— Problem statement —
Look through the material and copy each line holding "copper".

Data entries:
• • • • • • •
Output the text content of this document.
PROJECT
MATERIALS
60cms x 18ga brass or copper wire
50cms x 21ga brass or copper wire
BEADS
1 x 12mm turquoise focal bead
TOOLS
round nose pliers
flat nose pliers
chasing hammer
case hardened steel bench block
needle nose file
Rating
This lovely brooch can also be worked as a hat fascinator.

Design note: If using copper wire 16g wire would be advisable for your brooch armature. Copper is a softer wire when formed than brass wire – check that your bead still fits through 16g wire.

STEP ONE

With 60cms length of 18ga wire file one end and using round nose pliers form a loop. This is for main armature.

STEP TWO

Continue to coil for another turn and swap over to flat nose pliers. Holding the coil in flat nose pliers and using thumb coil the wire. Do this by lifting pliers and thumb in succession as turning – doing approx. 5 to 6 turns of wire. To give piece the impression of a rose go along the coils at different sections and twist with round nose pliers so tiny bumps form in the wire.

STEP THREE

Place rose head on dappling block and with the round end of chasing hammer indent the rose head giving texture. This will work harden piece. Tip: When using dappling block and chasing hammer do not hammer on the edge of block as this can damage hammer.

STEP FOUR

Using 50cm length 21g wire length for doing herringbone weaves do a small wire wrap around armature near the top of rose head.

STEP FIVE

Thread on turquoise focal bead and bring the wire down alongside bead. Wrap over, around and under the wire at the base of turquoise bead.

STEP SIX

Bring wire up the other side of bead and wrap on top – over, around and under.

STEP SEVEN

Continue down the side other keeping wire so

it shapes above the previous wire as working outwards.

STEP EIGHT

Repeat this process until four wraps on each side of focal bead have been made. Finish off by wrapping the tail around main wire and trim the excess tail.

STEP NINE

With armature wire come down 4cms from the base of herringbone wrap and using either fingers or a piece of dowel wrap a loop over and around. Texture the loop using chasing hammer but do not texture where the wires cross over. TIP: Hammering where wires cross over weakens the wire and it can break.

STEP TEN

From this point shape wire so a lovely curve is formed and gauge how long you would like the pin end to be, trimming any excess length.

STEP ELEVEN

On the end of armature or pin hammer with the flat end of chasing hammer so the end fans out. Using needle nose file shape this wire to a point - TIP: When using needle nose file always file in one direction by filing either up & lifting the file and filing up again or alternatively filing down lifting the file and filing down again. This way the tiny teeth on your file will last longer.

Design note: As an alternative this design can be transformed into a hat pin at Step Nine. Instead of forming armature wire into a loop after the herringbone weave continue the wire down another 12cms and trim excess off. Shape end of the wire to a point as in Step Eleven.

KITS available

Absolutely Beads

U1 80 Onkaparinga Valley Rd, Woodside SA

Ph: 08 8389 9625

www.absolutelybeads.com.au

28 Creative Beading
• • • • • • •
— Solved exercise —
60cms x 18ga brass or copper wire
50cms x 21ga brass or copper wire
Design note: If using copper wire 16g wire would be advisable for your brooch armature. Copper is a softer wire when formed than brass wire – check that your bead still fits through 16g wire.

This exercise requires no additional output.